◆ **Problem statement**
Provide only the number of lines in the data below that contain the string "दकसम".
** Start of Dataset **
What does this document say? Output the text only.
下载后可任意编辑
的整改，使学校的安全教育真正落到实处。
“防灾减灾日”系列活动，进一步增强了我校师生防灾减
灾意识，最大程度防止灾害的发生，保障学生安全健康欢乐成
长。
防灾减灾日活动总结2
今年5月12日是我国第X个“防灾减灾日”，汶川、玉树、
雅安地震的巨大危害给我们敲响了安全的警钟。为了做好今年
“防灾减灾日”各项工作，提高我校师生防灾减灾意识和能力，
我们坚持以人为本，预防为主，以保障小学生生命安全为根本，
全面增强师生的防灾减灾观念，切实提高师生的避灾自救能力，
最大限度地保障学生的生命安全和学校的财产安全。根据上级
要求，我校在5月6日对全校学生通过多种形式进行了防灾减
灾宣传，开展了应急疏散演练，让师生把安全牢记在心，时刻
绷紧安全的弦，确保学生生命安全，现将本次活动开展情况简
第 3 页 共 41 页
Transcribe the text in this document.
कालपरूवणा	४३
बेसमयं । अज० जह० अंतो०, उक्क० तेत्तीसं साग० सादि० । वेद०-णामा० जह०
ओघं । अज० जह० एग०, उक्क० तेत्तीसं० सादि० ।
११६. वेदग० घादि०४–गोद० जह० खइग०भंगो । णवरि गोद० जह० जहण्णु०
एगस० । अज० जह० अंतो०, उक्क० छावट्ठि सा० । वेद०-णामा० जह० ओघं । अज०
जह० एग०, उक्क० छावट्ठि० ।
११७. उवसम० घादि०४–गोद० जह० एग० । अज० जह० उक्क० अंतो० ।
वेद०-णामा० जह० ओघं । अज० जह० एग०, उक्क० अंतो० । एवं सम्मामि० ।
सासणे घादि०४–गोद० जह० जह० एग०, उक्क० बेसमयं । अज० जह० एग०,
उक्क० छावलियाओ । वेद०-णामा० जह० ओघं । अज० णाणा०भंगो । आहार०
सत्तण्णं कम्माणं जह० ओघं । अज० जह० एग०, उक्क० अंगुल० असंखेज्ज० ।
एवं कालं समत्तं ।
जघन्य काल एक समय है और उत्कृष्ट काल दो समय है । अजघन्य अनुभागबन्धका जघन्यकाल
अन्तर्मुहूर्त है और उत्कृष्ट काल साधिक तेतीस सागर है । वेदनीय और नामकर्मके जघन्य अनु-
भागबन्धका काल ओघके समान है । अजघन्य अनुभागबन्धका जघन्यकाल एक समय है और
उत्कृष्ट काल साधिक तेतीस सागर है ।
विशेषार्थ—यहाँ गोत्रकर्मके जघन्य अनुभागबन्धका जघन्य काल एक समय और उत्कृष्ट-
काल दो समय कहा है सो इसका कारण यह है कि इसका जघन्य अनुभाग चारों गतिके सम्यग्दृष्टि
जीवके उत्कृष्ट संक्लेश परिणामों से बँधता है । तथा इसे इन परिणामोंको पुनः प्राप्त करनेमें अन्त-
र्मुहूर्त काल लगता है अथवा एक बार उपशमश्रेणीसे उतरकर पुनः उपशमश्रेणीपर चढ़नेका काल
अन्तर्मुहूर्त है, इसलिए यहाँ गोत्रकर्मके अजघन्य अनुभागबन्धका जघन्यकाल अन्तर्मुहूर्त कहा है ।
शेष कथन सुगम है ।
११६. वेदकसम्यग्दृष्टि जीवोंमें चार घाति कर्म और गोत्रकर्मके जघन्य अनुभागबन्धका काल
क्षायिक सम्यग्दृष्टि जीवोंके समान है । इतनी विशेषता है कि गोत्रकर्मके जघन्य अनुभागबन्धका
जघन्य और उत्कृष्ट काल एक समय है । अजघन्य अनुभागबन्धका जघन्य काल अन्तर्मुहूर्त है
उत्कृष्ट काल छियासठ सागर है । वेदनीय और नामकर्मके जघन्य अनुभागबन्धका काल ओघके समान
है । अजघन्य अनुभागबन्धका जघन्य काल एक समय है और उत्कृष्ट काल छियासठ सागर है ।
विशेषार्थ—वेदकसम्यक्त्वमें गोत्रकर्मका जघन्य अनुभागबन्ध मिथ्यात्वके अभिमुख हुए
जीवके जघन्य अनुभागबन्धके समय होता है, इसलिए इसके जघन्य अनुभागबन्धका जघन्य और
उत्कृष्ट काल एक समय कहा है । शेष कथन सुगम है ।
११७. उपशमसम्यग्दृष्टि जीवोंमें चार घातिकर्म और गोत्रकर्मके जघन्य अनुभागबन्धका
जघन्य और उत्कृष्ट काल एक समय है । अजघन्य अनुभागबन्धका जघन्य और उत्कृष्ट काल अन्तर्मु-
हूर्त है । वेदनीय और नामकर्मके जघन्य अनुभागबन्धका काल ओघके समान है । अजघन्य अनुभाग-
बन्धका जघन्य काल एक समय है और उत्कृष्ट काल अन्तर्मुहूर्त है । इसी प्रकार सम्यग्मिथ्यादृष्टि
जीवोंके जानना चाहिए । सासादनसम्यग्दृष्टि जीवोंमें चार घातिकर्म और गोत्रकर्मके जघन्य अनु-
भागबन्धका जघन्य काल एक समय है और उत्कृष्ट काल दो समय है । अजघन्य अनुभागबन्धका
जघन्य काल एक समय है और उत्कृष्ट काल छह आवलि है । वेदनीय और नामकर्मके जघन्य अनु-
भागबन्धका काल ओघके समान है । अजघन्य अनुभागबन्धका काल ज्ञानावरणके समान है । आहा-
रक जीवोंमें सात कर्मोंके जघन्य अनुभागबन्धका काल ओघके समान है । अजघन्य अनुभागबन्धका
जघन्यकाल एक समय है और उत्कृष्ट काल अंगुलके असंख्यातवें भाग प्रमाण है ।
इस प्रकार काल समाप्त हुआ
** End of Dataset **
◆ **Output for this task**
2